-- Input material start --
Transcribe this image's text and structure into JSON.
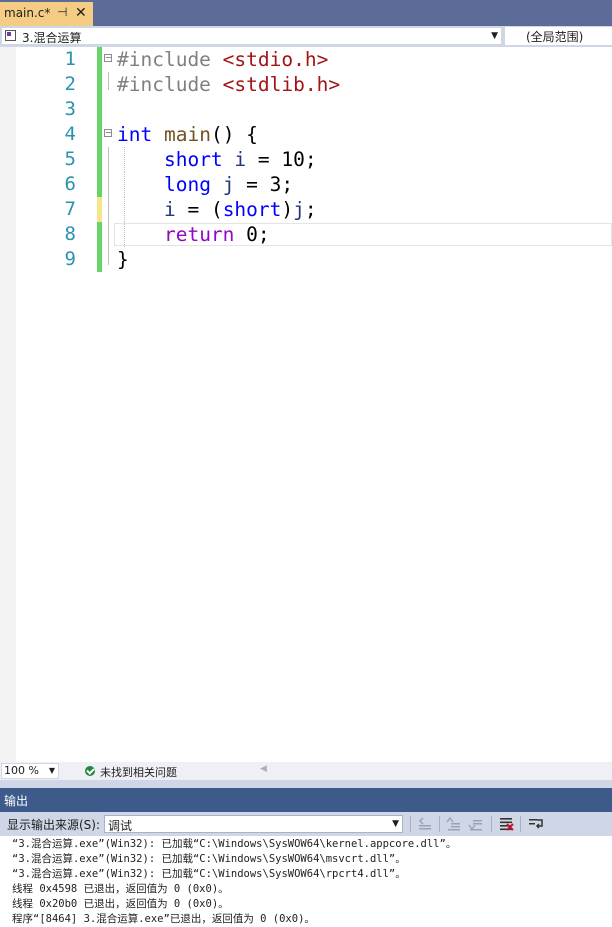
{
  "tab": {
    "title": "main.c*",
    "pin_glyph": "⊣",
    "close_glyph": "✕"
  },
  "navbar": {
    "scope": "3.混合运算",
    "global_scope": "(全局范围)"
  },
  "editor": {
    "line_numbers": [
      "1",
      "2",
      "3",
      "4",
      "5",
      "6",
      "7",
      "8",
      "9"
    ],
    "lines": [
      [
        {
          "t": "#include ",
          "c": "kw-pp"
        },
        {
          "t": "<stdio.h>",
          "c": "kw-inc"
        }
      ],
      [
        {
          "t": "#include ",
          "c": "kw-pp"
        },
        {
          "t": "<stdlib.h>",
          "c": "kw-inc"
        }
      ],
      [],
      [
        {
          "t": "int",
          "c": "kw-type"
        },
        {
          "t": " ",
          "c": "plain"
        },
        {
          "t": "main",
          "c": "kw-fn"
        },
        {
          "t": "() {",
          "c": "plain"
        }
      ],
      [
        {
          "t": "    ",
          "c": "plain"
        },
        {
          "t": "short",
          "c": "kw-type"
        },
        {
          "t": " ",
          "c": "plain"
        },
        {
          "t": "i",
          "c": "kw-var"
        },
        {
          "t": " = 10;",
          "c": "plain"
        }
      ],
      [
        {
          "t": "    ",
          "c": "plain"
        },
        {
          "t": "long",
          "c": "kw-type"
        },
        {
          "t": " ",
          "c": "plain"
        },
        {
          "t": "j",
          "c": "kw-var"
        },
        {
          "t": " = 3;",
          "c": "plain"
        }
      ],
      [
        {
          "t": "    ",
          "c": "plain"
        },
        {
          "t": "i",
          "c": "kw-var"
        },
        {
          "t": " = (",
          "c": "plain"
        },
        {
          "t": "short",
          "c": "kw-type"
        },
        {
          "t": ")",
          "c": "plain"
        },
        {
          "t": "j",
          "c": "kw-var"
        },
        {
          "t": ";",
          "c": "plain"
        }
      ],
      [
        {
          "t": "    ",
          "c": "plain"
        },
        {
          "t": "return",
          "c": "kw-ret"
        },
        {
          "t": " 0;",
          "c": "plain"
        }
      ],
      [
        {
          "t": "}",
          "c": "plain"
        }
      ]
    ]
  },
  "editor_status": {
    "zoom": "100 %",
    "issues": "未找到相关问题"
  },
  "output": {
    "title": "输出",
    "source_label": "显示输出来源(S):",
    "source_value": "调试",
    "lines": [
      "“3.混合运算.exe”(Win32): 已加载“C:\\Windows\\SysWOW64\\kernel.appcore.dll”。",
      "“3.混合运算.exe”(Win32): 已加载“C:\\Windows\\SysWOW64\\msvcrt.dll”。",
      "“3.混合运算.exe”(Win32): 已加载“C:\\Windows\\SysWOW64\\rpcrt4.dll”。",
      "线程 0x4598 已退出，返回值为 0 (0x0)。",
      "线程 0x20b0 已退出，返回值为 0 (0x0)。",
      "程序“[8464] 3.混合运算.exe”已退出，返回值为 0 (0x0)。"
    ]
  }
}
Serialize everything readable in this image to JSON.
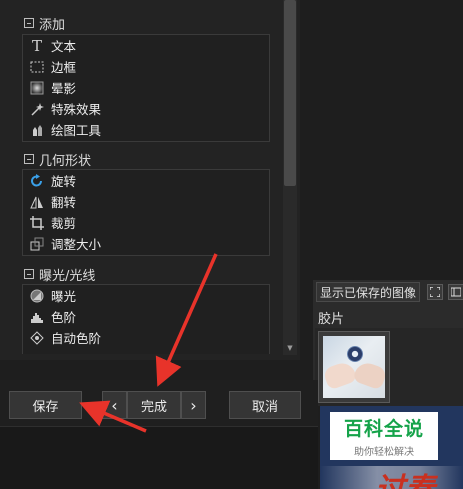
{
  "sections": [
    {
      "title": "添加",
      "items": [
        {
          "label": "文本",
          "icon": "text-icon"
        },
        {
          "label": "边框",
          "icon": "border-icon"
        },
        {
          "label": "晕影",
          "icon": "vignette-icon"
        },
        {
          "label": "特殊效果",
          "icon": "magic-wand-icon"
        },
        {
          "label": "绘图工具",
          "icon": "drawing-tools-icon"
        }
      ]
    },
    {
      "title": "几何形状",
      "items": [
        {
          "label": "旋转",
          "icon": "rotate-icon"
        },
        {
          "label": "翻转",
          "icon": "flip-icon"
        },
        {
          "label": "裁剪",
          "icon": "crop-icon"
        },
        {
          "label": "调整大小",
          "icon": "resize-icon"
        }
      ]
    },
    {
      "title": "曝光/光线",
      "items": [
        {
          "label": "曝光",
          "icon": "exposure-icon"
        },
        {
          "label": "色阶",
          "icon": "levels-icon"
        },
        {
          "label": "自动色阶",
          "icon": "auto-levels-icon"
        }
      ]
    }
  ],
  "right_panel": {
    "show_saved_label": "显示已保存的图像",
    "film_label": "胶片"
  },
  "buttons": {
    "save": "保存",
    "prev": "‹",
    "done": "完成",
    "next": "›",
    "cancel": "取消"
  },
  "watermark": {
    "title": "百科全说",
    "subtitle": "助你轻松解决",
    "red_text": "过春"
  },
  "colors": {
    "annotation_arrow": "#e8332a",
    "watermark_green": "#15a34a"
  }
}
-- Input material end --
-- Input material start --
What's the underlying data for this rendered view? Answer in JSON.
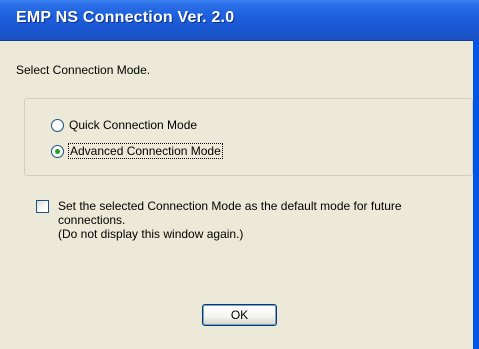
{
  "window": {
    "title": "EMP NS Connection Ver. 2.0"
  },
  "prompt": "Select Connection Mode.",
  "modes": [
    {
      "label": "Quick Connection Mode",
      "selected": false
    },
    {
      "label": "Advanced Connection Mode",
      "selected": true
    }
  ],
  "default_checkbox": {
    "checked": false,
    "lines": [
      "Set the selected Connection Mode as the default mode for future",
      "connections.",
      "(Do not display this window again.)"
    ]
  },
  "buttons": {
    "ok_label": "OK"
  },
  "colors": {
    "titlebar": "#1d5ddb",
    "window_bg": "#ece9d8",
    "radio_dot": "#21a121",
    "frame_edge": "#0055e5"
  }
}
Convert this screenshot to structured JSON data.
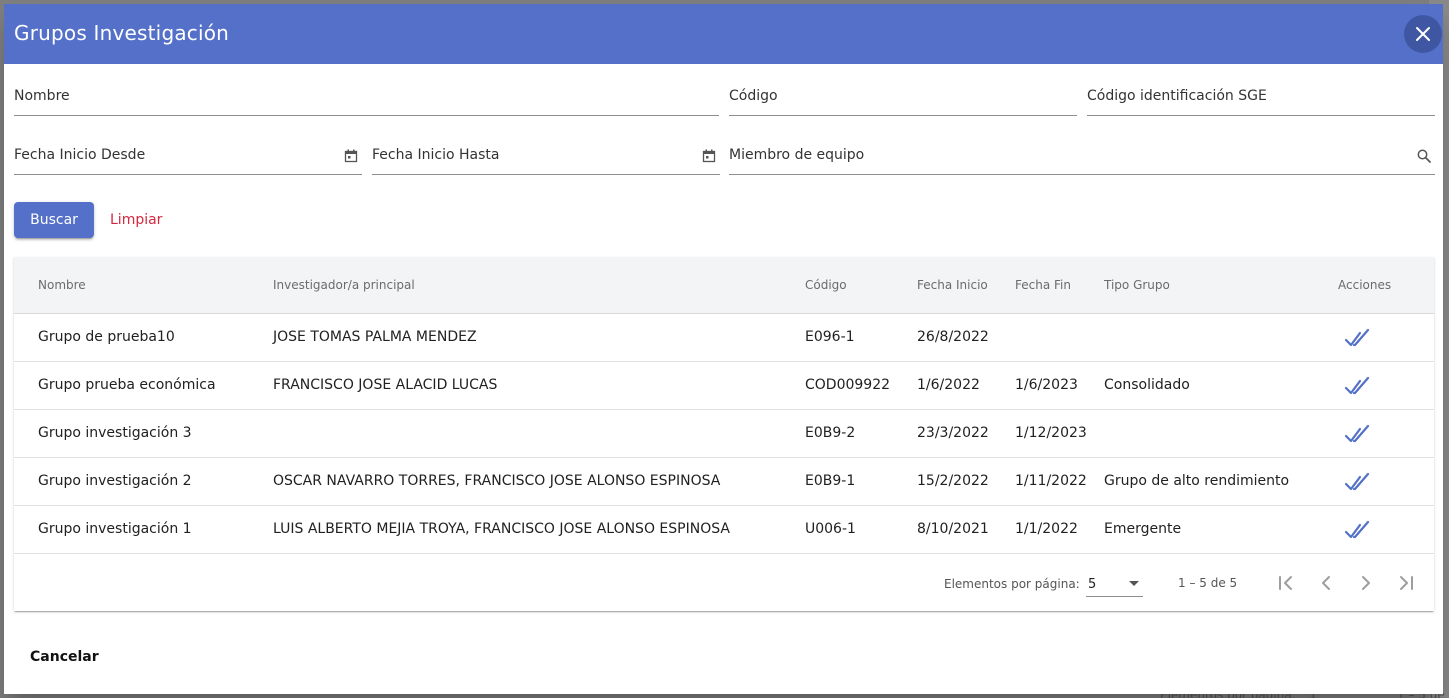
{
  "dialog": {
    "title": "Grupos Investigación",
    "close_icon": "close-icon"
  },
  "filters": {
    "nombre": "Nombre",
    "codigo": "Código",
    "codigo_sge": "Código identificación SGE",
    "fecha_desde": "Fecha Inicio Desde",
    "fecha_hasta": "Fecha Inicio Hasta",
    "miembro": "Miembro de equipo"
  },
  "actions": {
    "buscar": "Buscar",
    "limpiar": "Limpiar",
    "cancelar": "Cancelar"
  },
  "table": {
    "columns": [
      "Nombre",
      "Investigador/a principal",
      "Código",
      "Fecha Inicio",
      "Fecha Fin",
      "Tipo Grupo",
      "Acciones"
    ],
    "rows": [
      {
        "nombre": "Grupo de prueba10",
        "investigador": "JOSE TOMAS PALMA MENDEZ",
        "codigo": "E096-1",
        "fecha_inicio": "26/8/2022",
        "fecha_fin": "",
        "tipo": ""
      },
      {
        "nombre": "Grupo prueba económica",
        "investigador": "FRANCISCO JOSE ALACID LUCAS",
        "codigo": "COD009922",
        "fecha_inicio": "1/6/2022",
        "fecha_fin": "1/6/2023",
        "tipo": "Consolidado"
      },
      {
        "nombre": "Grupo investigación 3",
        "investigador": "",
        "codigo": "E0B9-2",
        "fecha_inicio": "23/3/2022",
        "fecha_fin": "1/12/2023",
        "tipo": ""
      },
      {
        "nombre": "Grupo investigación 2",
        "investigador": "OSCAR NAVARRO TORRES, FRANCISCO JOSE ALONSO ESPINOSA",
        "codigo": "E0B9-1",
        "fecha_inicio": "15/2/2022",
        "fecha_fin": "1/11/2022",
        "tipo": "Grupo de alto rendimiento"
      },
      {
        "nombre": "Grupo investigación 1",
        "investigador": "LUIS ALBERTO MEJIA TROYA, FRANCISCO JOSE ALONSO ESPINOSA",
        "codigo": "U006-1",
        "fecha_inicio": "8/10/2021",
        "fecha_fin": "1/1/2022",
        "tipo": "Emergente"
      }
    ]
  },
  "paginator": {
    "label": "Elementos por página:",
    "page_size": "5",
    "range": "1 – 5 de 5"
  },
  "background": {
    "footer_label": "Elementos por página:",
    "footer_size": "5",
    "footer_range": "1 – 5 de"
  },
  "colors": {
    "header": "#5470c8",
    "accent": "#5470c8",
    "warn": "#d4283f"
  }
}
-- Input material end --
- [Aim]:
Pull out every line above that holds the word "data".

- [Exercise response]:
What's the underlying data for this rendered view? Answer in JSON.
Convert this screenshot to structured JSON data.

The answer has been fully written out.